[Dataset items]
· · · ·

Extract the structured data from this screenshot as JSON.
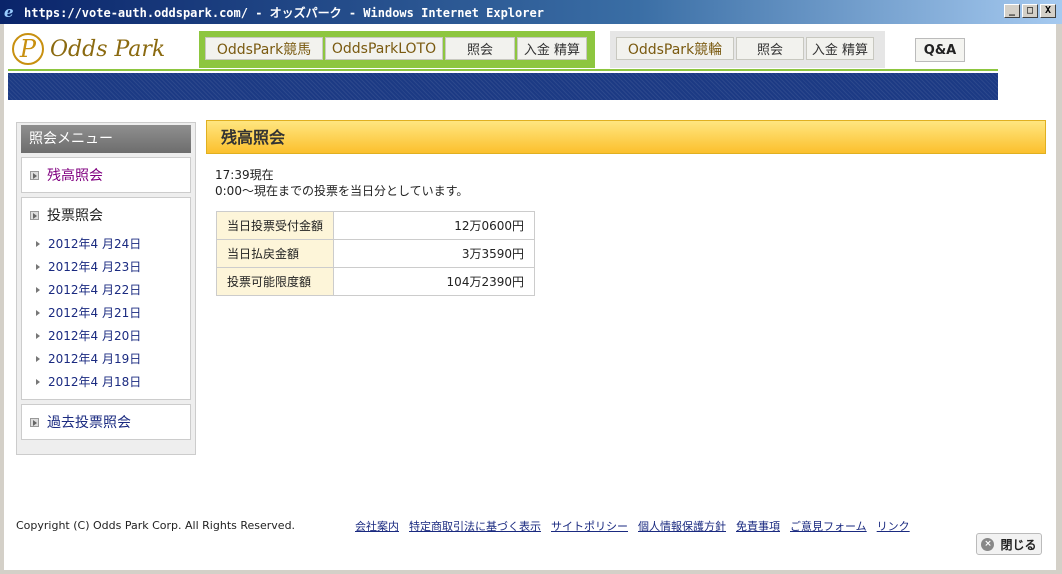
{
  "window": {
    "title": "https://vote-auth.oddspark.com/ - オッズパーク - Windows Internet Explorer",
    "minimize": "_",
    "maximize": "□",
    "close": "X"
  },
  "header": {
    "logo_mark": "P",
    "logo_text": "Odds Park",
    "nav_green": [
      "OddsPark競馬",
      "OddsParkLOTO",
      "照会",
      "入金 精算"
    ],
    "nav_gray": [
      "OddsPark競輪",
      "照会",
      "入金 精算"
    ],
    "qa_label": "Q&A"
  },
  "sidebar": {
    "title": "照会メニュー",
    "balance_link": "残高照会",
    "vote_title": "投票照会",
    "dates": [
      "2012年4 月24日",
      "2012年4 月23日",
      "2012年4 月22日",
      "2012年4 月21日",
      "2012年4 月20日",
      "2012年4 月19日",
      "2012年4 月18日"
    ],
    "past_link": "過去投票照会"
  },
  "main": {
    "title": "残高照会",
    "time": "17:39現在",
    "description": "0:00～現在までの投票を当日分としています。",
    "rows": [
      {
        "label": "当日投票受付金額",
        "value": "12万0600円"
      },
      {
        "label": "当日払戻金額",
        "value": "3万3590円"
      },
      {
        "label": "投票可能限度額",
        "value": "104万2390円"
      }
    ]
  },
  "footer": {
    "copyright": "Copyright (C) Odds Park Corp. All Rights Reserved.",
    "links": [
      "会社案内",
      "特定商取引法に基づく表示",
      "サイトポリシー",
      "個人情報保護方針",
      "免責事項",
      "ご意見フォーム",
      "リンク"
    ],
    "close_icon": "×",
    "close_label": "閉じる"
  }
}
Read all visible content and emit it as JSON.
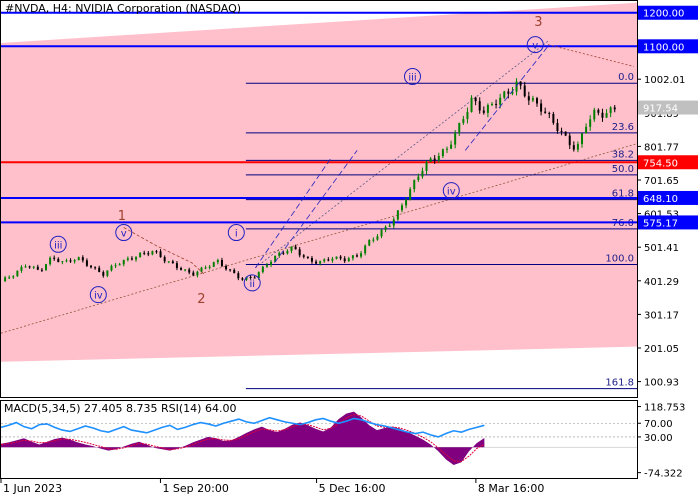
{
  "header": {
    "title": "#NVDA, H4:  NVIDIA Corporation (NASDAQ)"
  },
  "colors": {
    "channel_fill": "#ffc0cb",
    "level_blue": "#0000ff",
    "level_red": "#ff0000",
    "fib_line": "#000080",
    "wave_brown": "#a0412d",
    "wave_circle": "#2020c0",
    "bull_candle": "#008000",
    "bear_candle": "#000000",
    "macd_hist": "#800080",
    "macd_signal": "#e0003a",
    "rsi_line": "#1e90ff",
    "axis_text": "#000000"
  },
  "chart_data": [
    {
      "type": "candlestick",
      "title": "#NVDA, H4:  NVIDIA Corporation (NASDAQ)",
      "ylim": [
        55,
        1235
      ],
      "y_ticks": [
        {
          "value": 1002.01,
          "label": "1002.01"
        },
        {
          "value": 901.89,
          "label": "901.89"
        },
        {
          "value": 801.77,
          "label": "801.77"
        },
        {
          "value": 701.65,
          "label": "701.65"
        },
        {
          "value": 601.53,
          "label": "601.53"
        },
        {
          "value": 501.41,
          "label": "501.41"
        },
        {
          "value": 401.29,
          "label": "401.29"
        },
        {
          "value": 301.17,
          "label": "301.17"
        },
        {
          "value": 201.05,
          "label": "201.05"
        },
        {
          "value": 100.93,
          "label": "100.93"
        }
      ],
      "x_ticks": [
        {
          "t": 0.0,
          "label": "1 Jun 2023"
        },
        {
          "t": 0.2507,
          "label": "1 Sep 20:00"
        },
        {
          "t": 0.4962,
          "label": "5 Dec 16:00"
        },
        {
          "t": 0.7467,
          "label": "8 Mar 16:00"
        }
      ],
      "price_path": [
        [
          0.0,
          400
        ],
        [
          0.02,
          420
        ],
        [
          0.04,
          450
        ],
        [
          0.06,
          430
        ],
        [
          0.08,
          470
        ],
        [
          0.1,
          455
        ],
        [
          0.12,
          470
        ],
        [
          0.14,
          445
        ],
        [
          0.16,
          420
        ],
        [
          0.18,
          450
        ],
        [
          0.2,
          465
        ],
        [
          0.22,
          480
        ],
        [
          0.24,
          490
        ],
        [
          0.26,
          460
        ],
        [
          0.28,
          440
        ],
        [
          0.3,
          420
        ],
        [
          0.32,
          440
        ],
        [
          0.34,
          460
        ],
        [
          0.36,
          430
        ],
        [
          0.38,
          405
        ],
        [
          0.4,
          415
        ],
        [
          0.42,
          455
        ],
        [
          0.44,
          485
        ],
        [
          0.46,
          500
        ],
        [
          0.48,
          465
        ],
        [
          0.5,
          455
        ],
        [
          0.52,
          470
        ],
        [
          0.54,
          465
        ],
        [
          0.56,
          475
        ],
        [
          0.58,
          520
        ],
        [
          0.6,
          550
        ],
        [
          0.62,
          590
        ],
        [
          0.64,
          660
        ],
        [
          0.66,
          730
        ],
        [
          0.675,
          760
        ],
        [
          0.7,
          790
        ],
        [
          0.72,
          860
        ],
        [
          0.74,
          940
        ],
        [
          0.76,
          905
        ],
        [
          0.78,
          940
        ],
        [
          0.8,
          965
        ],
        [
          0.81,
          990
        ],
        [
          0.83,
          945
        ],
        [
          0.85,
          915
        ],
        [
          0.87,
          870
        ],
        [
          0.89,
          820
        ],
        [
          0.905,
          790
        ],
        [
          0.92,
          870
        ],
        [
          0.935,
          905
        ],
        [
          0.95,
          895
        ],
        [
          0.965,
          917.54
        ]
      ],
      "horizontal_levels": [
        {
          "value": 1200.0,
          "label": "1200.00",
          "color": "#0000ff",
          "width": 2
        },
        {
          "value": 1100.0,
          "label": "1100.00",
          "color": "#0000ff",
          "width": 2
        },
        {
          "value": 754.5,
          "label": "754.50",
          "color": "#ff0000",
          "width": 2
        },
        {
          "value": 648.1,
          "label": "648.10",
          "color": "#0000ff",
          "width": 2
        },
        {
          "value": 575.17,
          "label": "575.17",
          "color": "#0000ff",
          "width": 2
        }
      ],
      "current_price": {
        "value": 917.54,
        "label": "917.54"
      },
      "fibonacci": {
        "x_start": 0.385,
        "levels": [
          {
            "value": 990,
            "label": "0.0"
          },
          {
            "value": 842,
            "label": "23.6"
          },
          {
            "value": 760,
            "label": "38.2"
          },
          {
            "value": 717,
            "label": "50.0"
          },
          {
            "value": 643,
            "label": "61.8"
          },
          {
            "value": 556,
            "label": "76.0"
          },
          {
            "value": 450,
            "label": "100.0"
          },
          {
            "value": 80,
            "label": "161.8"
          }
        ]
      },
      "channel": [
        {
          "t": 0.0,
          "upper": 1110,
          "lower": 160
        },
        {
          "t": 1.0,
          "upper": 1230,
          "lower": 205
        }
      ],
      "wave_labels": [
        {
          "label": "iii",
          "t": 0.09,
          "value": 510,
          "style": "circle"
        },
        {
          "label": "iv",
          "t": 0.153,
          "value": 360,
          "style": "circle"
        },
        {
          "label": "v",
          "t": 0.193,
          "value": 545,
          "style": "circle"
        },
        {
          "label": "1",
          "t": 0.19,
          "value": 598,
          "style": "plain"
        },
        {
          "label": "2",
          "t": 0.315,
          "value": 350,
          "style": "plain"
        },
        {
          "label": "i",
          "t": 0.37,
          "value": 545,
          "style": "circle"
        },
        {
          "label": "ii",
          "t": 0.395,
          "value": 395,
          "style": "circle"
        },
        {
          "label": "iii",
          "t": 0.647,
          "value": 1010,
          "style": "circle"
        },
        {
          "label": "iv",
          "t": 0.708,
          "value": 670,
          "style": "circle"
        },
        {
          "label": "v",
          "t": 0.84,
          "value": 1105,
          "style": "circle"
        },
        {
          "label": "3",
          "t": 0.845,
          "value": 1175,
          "style": "plain"
        }
      ]
    },
    {
      "type": "line",
      "title": "MACD(5,34,5) 27.405 8.735 RSI(14) 64.00",
      "ylim": [
        -90,
        135
      ],
      "y_ticks": [
        {
          "value": 118.753,
          "label": "118.753"
        },
        {
          "value": 70.0,
          "label": "70.00"
        },
        {
          "value": 30.0,
          "label": "30.00"
        },
        {
          "value": -74.322,
          "label": "-74.322"
        }
      ],
      "series": [
        {
          "name": "MACD",
          "values": [
            10,
            14,
            20,
            26,
            16,
            8,
            16,
            24,
            28,
            22,
            14,
            8,
            3,
            -4,
            -10,
            -6,
            2,
            10,
            16,
            8,
            -2,
            -6,
            -10,
            -4,
            4,
            14,
            22,
            30,
            26,
            18,
            20,
            30,
            42,
            52,
            60,
            50,
            44,
            54,
            66,
            72,
            64,
            54,
            46,
            58,
            82,
            98,
            104,
            86,
            64,
            50,
            56,
            60,
            54,
            44,
            34,
            22,
            8,
            -12,
            -36,
            -52,
            -44,
            -12,
            12,
            27
          ]
        },
        {
          "name": "Signal",
          "values": [
            8,
            11,
            15,
            20,
            18,
            13,
            14,
            19,
            24,
            23,
            19,
            14,
            8,
            2,
            -5,
            -6,
            -2,
            5,
            11,
            9,
            3,
            -2,
            -7,
            -5,
            0,
            8,
            16,
            24,
            25,
            21,
            20,
            25,
            35,
            45,
            53,
            51,
            47,
            51,
            60,
            67,
            66,
            59,
            51,
            55,
            70,
            86,
            96,
            91,
            76,
            62,
            58,
            59,
            56,
            49,
            40,
            29,
            16,
            -2,
            -22,
            -40,
            -42,
            -26,
            -4,
            8.7
          ]
        },
        {
          "name": "RSI",
          "values": [
            58,
            64,
            72,
            60,
            54,
            66,
            68,
            58,
            50,
            46,
            54,
            62,
            56,
            48,
            44,
            52,
            60,
            50,
            46,
            42,
            50,
            58,
            64,
            52,
            58,
            66,
            72,
            68,
            62,
            70,
            76,
            82,
            74,
            70,
            78,
            86,
            80,
            74,
            70,
            66,
            72,
            80,
            84,
            76,
            70,
            76,
            84,
            80,
            72,
            66,
            62,
            56,
            50,
            44,
            40,
            44,
            36,
            30,
            40,
            48,
            44,
            52,
            58,
            64
          ]
        }
      ]
    }
  ]
}
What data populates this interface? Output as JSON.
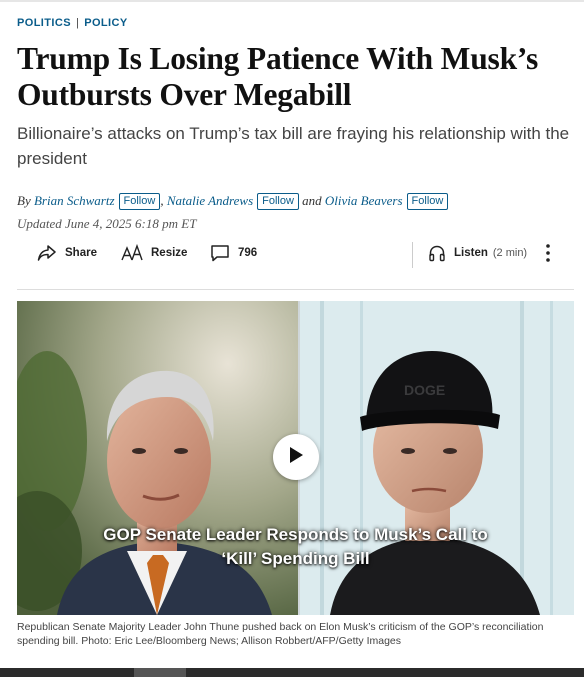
{
  "breadcrumbs": {
    "section": "POLITICS",
    "separator": "|",
    "subsection": "POLICY"
  },
  "headline": "Trump Is Losing Patience With Musk’s Outbursts Over Megabill",
  "dek": "Billionaire’s attacks on Trump’s tax bill are fraying his relationship with the president",
  "byline": {
    "prefix": "By",
    "authors": [
      {
        "name": "Brian Schwartz",
        "follow": "Follow"
      },
      {
        "name": "Natalie Andrews",
        "follow": "Follow"
      },
      {
        "name": "Olivia Beavers",
        "follow": "Follow"
      }
    ],
    "comma": ",",
    "and": "and"
  },
  "updated": "Updated June 4, 2025 6:18 pm ET",
  "toolbar": {
    "share": {
      "label": "Share",
      "icon": "share-icon"
    },
    "resize": {
      "label": "Resize",
      "icon": "resize-text-icon"
    },
    "comments": {
      "count": "796",
      "icon": "comment-icon"
    },
    "listen": {
      "label": "Listen",
      "duration": "(2 min)",
      "icon": "headphones-icon"
    },
    "more": {
      "icon": "more-vertical-icon"
    }
  },
  "media": {
    "video_title_line1": "GOP Senate Leader Responds to Musk’s Call to",
    "video_title_line2": "‘Kill’ Spending Bill",
    "play_icon": "play-icon",
    "cap_logo_text": "DOGE"
  },
  "caption": "Republican Senate Majority Leader John Thune pushed back on Elon Musk’s criticism of the GOP’s reconciliation spending bill. Photo: Eric Lee/Bloomberg News; Allison Robbert/AFP/Getty Images",
  "colors": {
    "link": "#0a5c8a",
    "headline": "#111111",
    "dek": "#444444"
  }
}
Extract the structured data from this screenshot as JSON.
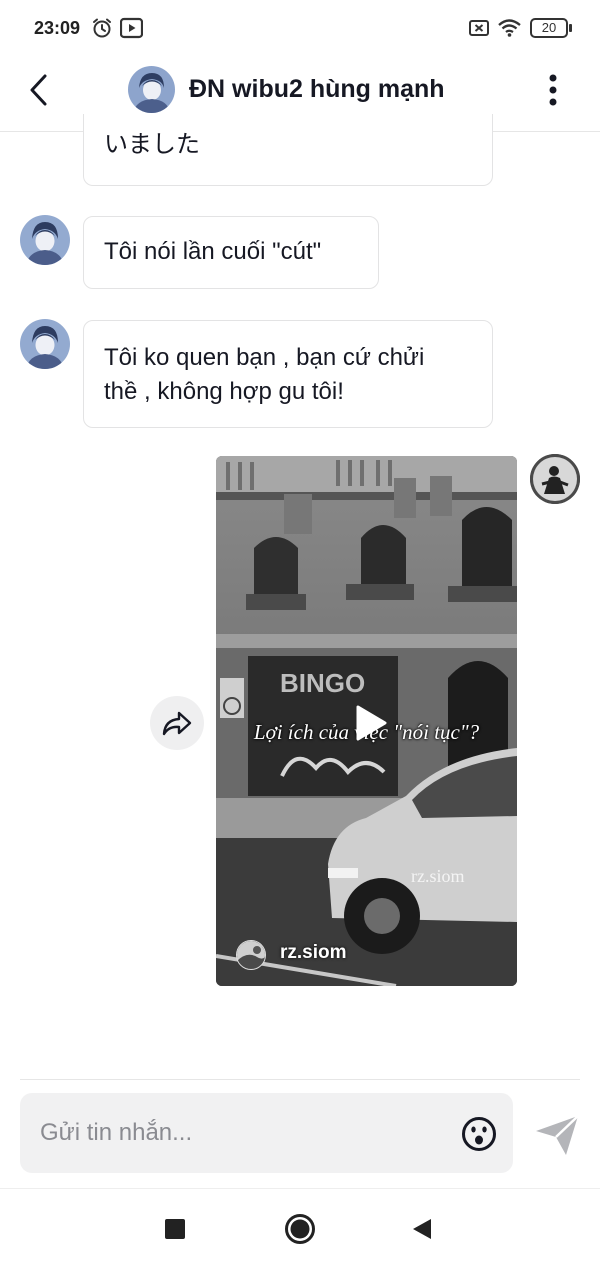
{
  "status_bar": {
    "time": "23:09",
    "battery": "20",
    "icons": [
      "alarm-icon",
      "youtube-icon",
      "sim-off-icon",
      "wifi-icon",
      "battery-icon"
    ]
  },
  "header": {
    "title": "ĐN wibu2 hùng mạnh",
    "back_icon": "chevron-left-icon",
    "more_icon": "more-vertical-icon"
  },
  "messages": [
    {
      "sender": "other",
      "lines": [
        "いました"
      ]
    },
    {
      "sender": "other",
      "lines": [
        "Tôi nói lần cuối \"cút\""
      ]
    },
    {
      "sender": "other",
      "lines": [
        "Tôi ko quen bạn , bạn cứ chửi",
        "thề , không hợp gu tôi!"
      ]
    }
  ],
  "shared_video": {
    "sender": "me",
    "caption": "Lợi ích của việc \"nói tục\"?",
    "storefront_sign": "BINGO",
    "watermark": "rz.siom",
    "author": "rz.siom",
    "play_icon": "play-icon",
    "share_icon": "share-forward-icon"
  },
  "composer": {
    "placeholder": "Gửi tin nhắn...",
    "emoji_icon": "emoji-icon",
    "send_icon": "send-icon"
  },
  "nav_bar": {
    "icons": [
      "recents-square-icon",
      "home-circle-icon",
      "back-triangle-icon"
    ]
  },
  "colors": {
    "text": "#161823",
    "bubble_border": "#e3e3e4",
    "composer_bg": "#f1f1f2",
    "placeholder": "#8a8b91",
    "send_icon": "#a8a9ad"
  }
}
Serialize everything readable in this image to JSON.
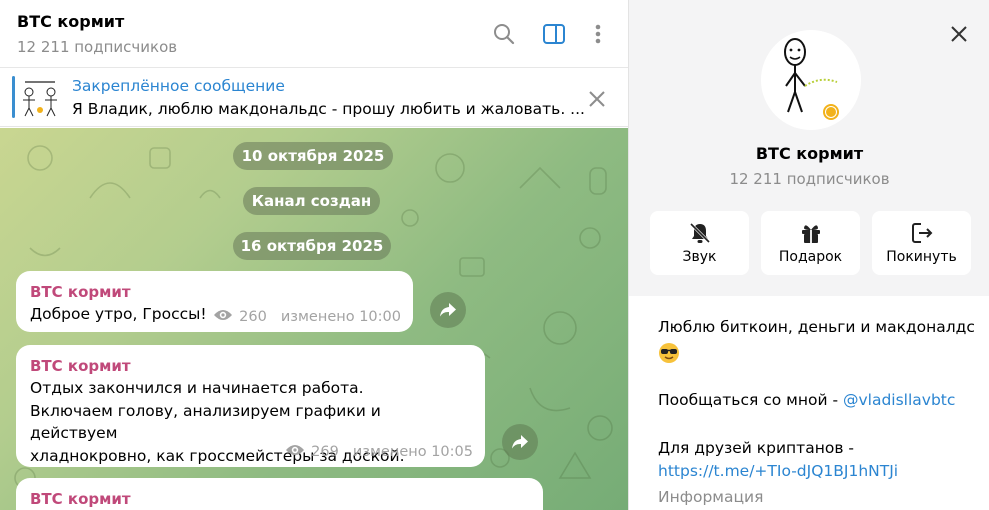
{
  "chat_header": {
    "title": "BTC кормит",
    "subscribers": "12 211 подписчиков"
  },
  "pinned": {
    "title": "Закреплённое сообщение",
    "text": "Я Владик, люблю макдональдс - прошу любить и жаловать. ..."
  },
  "dates": [
    "10 октября 2025",
    "Канал создан",
    "16 октября 2025"
  ],
  "messages": [
    {
      "author": "BTC кормит",
      "text": "Доброе утро, Гроссы!",
      "views": "260",
      "edited": "изменено 10:00"
    },
    {
      "author": "BTC кормит",
      "lines": [
        "Отдых закончился и начинается работа.",
        "Включаем голову, анализируем графики и действуем",
        "хладнокровно, как гроссмейстеры за доской."
      ],
      "views": "269",
      "edited": "изменено 10:05"
    },
    {
      "author": "BTC кормит"
    }
  ],
  "info": {
    "name": "BTC кормит",
    "subscribers": "12 211 подписчиков",
    "actions": {
      "mute": "Звук",
      "gift": "Подарок",
      "leave": "Покинуть"
    },
    "about": {
      "line1": "Люблю биткоин, деньги и макдоналдс",
      "line2_prefix": "Пообщаться со мной - ",
      "line2_link": "@vladisllavbtc",
      "line3": "Для друзей криптанов -",
      "line4_link": "https://t.me/+TIo-dJQ1BJ1hNTJi",
      "line5": "Информация"
    }
  },
  "colors": {
    "accent": "#2b85d1",
    "author": "#c0497a",
    "chat_bg_start": "#c9d691",
    "chat_bg_end": "#76ac76"
  },
  "icons": {
    "search": "search-icon",
    "side_panel": "side-panel-icon",
    "more": "more-vertical-icon",
    "close": "close-icon",
    "forward": "share-arrow-icon",
    "eye": "eye-icon",
    "mute": "bell-off-icon",
    "gift": "gift-icon",
    "leave": "leave-icon"
  }
}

· · · ·

▶ [Aim] Find the word "forward" in the entries above and gather every line that holds it.

▶ [Correct output]
    "share_icon": "share-forward-icon"
    "forward": "share-arrow-icon",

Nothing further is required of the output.